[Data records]
□ □ □ □ □ □ □
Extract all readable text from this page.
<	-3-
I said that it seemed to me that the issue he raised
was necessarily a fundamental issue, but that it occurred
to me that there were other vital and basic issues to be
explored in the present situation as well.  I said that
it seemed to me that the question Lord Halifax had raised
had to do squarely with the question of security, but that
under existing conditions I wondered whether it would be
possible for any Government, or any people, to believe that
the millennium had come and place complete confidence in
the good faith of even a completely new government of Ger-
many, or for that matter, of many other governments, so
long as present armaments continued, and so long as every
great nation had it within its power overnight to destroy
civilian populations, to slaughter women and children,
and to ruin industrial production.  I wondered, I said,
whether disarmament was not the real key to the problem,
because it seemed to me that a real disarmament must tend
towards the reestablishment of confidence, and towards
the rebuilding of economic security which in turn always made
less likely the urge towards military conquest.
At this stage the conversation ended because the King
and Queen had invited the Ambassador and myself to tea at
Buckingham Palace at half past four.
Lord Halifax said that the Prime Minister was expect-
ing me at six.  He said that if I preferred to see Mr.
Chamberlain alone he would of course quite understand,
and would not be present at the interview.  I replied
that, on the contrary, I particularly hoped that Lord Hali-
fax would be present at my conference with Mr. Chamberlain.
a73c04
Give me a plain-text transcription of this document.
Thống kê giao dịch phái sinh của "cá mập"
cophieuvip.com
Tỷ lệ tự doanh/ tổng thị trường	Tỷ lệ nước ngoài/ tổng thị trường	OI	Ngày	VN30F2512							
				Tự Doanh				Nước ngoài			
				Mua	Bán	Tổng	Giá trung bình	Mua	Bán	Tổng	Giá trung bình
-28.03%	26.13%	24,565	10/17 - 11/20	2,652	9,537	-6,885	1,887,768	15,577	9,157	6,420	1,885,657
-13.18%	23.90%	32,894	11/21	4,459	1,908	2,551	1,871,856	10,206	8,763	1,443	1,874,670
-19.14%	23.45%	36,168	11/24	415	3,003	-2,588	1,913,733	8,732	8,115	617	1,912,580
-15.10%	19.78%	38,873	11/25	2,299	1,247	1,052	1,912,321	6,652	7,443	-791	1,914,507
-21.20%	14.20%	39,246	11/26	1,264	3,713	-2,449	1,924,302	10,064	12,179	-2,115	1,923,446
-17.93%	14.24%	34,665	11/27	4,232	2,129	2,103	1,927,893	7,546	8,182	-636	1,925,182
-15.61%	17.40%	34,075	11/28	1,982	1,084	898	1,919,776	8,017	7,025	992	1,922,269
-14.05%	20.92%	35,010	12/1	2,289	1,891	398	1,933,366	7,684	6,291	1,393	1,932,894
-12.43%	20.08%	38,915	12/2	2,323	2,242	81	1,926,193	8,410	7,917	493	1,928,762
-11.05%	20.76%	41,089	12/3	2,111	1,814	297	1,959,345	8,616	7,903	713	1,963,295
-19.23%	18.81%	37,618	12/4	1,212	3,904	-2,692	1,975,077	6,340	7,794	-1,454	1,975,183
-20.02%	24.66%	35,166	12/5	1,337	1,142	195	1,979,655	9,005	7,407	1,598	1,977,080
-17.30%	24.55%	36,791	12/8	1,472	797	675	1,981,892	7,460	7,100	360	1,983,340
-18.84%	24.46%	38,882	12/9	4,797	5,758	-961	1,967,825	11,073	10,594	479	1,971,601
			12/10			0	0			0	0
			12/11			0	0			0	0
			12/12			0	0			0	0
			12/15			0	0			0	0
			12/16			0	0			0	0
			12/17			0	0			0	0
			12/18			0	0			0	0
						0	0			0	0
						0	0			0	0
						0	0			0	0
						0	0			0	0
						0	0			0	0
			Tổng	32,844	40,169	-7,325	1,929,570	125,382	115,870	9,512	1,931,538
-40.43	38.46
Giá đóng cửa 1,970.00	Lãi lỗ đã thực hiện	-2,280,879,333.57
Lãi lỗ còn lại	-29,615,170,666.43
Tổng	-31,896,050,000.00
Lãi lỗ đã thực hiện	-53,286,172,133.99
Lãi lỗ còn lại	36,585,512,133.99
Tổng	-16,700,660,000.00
□ □ □ □ □ □ □
**AIM**
Copy out every line of the material above that mentions the word "text".

**WORKED ANSWER**
Extract all readable text from this page.
Give me a plain-text transcription of this document.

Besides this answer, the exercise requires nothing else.